* _GIVEN RECORDS_:

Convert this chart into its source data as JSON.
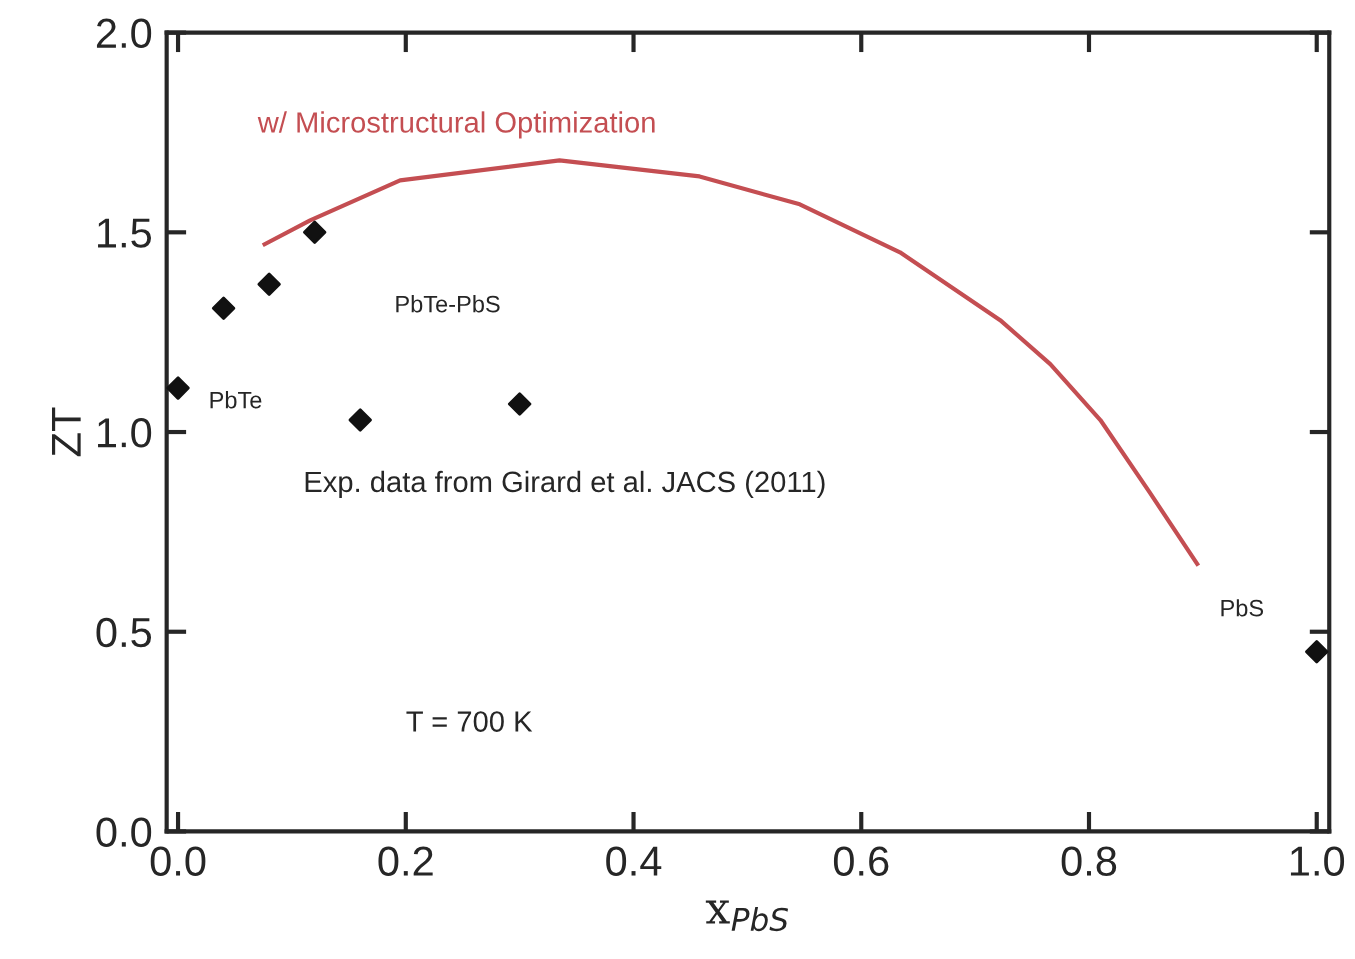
{
  "chart_data": {
    "type": "scatter",
    "xlabel": "x$_{PbS}$",
    "ylabel": "ZT",
    "xlim": [
      -0.01,
      1.011
    ],
    "ylim": [
      0,
      2.0
    ],
    "xticks": [
      {
        "value": 0,
        "label": "0.0"
      },
      0.2,
      0.4,
      0.6,
      0.8,
      {
        "value": 1,
        "label": "1.0"
      }
    ],
    "yticks": [
      {
        "value": 0,
        "label": "0.0"
      },
      0.5,
      {
        "value": 1,
        "label": "1.0"
      },
      1.5,
      {
        "value": 2,
        "label": "2.0"
      }
    ],
    "grid": false,
    "legend": false,
    "marker": "diamond",
    "series": [
      {
        "type": "line",
        "name": "w/ Microstructural Optimization",
        "color": "#c44e52",
        "line_style": "solid",
        "marker": "none",
        "x": [
          0.076,
          0.116,
          0.195,
          0.335,
          0.458,
          0.546,
          0.634,
          0.722,
          0.766,
          0.81,
          0.853,
          0.895
        ],
        "values": [
          1.47,
          1.53,
          1.63,
          1.68,
          1.64,
          1.57,
          1.45,
          1.28,
          1.17,
          1.03,
          0.85,
          0.67
        ]
      },
      {
        "color": "#111111",
        "x": [
          0.04,
          0.08,
          0.12,
          0.16,
          0.3
        ],
        "values": [
          1.31,
          1.37,
          1.5,
          1.03,
          1.07
        ]
      },
      {
        "color": "#111111",
        "x": [
          0.0,
          1.0
        ],
        "values": [
          1.11,
          0.45
        ]
      }
    ],
    "annotations": [
      {
        "text": "PbTe",
        "x": 0.0,
        "y": 1.11
      },
      {
        "text": "PbS",
        "x": 1.0,
        "y": 0.45
      },
      "PbTe-PbS",
      "Exp. data from Girard et al. JACS (2011)",
      "T = 700 K"
    ]
  }
}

* _TASK TO COMPLETE_: Will you set down the records word for word while leaving out every picture?

* _OUTPUT BELOW_:
Convert this chart into its source data as JSON.
{
  "chart_data": {
    "type": "scatter",
    "xlabel": "x$_{PbS}$",
    "ylabel": "ZT",
    "xlim": [
      -0.01,
      1.011
    ],
    "ylim": [
      0,
      2.0
    ],
    "xticks": [
      {
        "value": 0,
        "label": "0.0"
      },
      0.2,
      0.4,
      0.6,
      0.8,
      {
        "value": 1,
        "label": "1.0"
      }
    ],
    "yticks": [
      {
        "value": 0,
        "label": "0.0"
      },
      0.5,
      {
        "value": 1,
        "label": "1.0"
      },
      1.5,
      {
        "value": 2,
        "label": "2.0"
      }
    ],
    "grid": false,
    "legend": false,
    "marker": "diamond",
    "series": [
      {
        "type": "line",
        "name": "w/ Microstructural Optimization",
        "color": "#c44e52",
        "line_style": "solid",
        "marker": "none",
        "x": [
          0.076,
          0.116,
          0.195,
          0.335,
          0.458,
          0.546,
          0.634,
          0.722,
          0.766,
          0.81,
          0.853,
          0.895
        ],
        "values": [
          1.47,
          1.53,
          1.63,
          1.68,
          1.64,
          1.57,
          1.45,
          1.28,
          1.17,
          1.03,
          0.85,
          0.67
        ]
      },
      {
        "color": "#111111",
        "x": [
          0.04,
          0.08,
          0.12,
          0.16,
          0.3
        ],
        "values": [
          1.31,
          1.37,
          1.5,
          1.03,
          1.07
        ]
      },
      {
        "color": "#111111",
        "x": [
          0.0,
          1.0
        ],
        "values": [
          1.11,
          0.45
        ]
      }
    ],
    "annotations": [
      {
        "text": "PbTe",
        "x": 0.0,
        "y": 1.11
      },
      {
        "text": "PbS",
        "x": 1.0,
        "y": 0.45
      },
      "PbTe-PbS",
      "Exp. data from Girard et al. JACS (2011)",
      "T = 700 K"
    ]
  }
}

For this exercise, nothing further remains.